─── Provided entries ───

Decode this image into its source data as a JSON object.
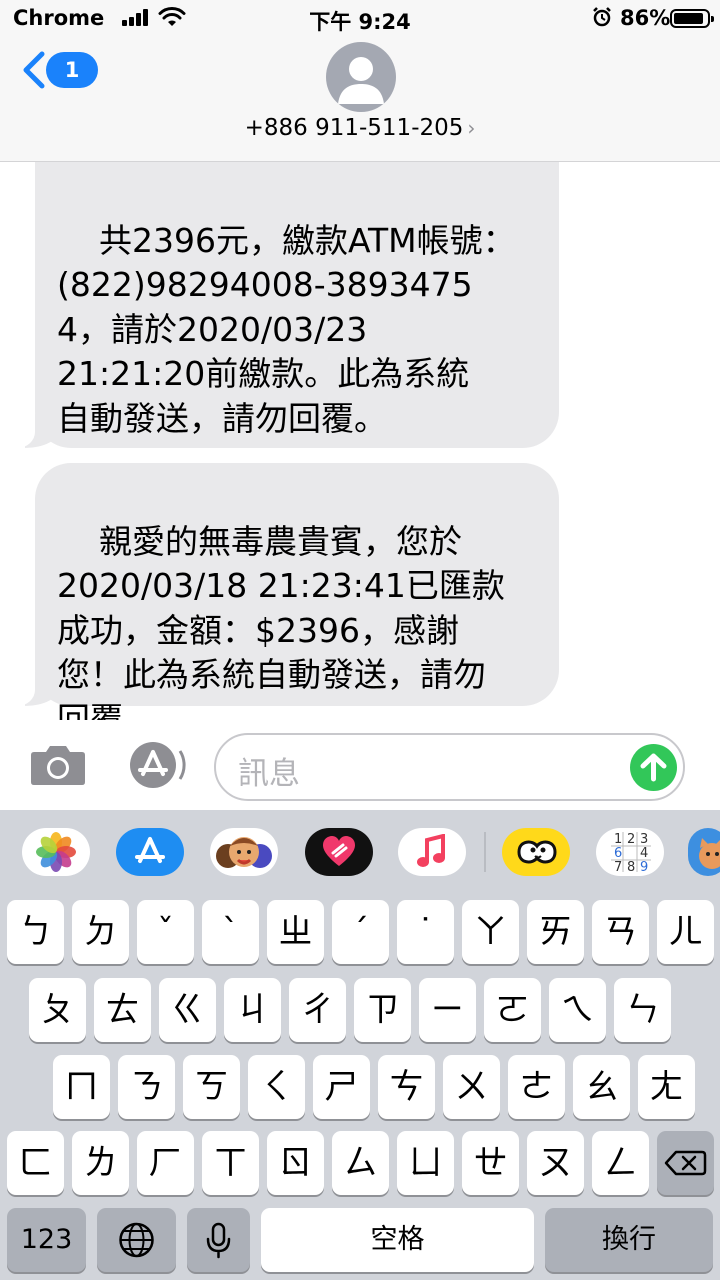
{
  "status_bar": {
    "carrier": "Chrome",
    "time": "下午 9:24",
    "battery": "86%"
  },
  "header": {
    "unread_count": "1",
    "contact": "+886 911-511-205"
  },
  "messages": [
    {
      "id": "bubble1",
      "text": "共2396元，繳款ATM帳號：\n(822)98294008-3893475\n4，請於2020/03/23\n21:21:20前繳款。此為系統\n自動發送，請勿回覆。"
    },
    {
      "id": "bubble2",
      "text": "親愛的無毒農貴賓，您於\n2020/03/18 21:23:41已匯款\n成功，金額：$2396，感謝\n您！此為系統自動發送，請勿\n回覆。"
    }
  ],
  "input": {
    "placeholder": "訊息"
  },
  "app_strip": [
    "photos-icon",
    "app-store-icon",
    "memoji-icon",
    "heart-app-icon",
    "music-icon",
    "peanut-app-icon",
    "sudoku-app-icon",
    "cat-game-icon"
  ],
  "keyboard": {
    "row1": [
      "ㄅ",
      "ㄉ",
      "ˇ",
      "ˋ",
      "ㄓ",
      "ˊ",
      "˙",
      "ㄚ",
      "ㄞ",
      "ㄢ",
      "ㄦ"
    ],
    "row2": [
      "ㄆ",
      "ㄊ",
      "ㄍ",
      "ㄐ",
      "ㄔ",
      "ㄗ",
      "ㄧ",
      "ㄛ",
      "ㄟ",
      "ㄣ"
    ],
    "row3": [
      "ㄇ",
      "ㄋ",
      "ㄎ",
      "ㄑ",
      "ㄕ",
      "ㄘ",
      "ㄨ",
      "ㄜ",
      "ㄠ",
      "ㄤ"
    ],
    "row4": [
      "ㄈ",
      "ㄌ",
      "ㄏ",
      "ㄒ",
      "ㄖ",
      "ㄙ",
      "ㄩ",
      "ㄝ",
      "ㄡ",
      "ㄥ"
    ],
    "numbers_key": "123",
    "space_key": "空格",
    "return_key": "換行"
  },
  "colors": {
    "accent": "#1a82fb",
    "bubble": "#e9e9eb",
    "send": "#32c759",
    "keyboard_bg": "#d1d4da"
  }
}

───

## [Written problem]
Write down every line of the data above that includes the string "icon".

## [Written response]
    "photos-icon",
    "app-store-icon",
    "memoji-icon",
    "heart-app-icon",
    "music-icon",
    "peanut-app-icon",
    "sudoku-app-icon",
    "cat-game-icon"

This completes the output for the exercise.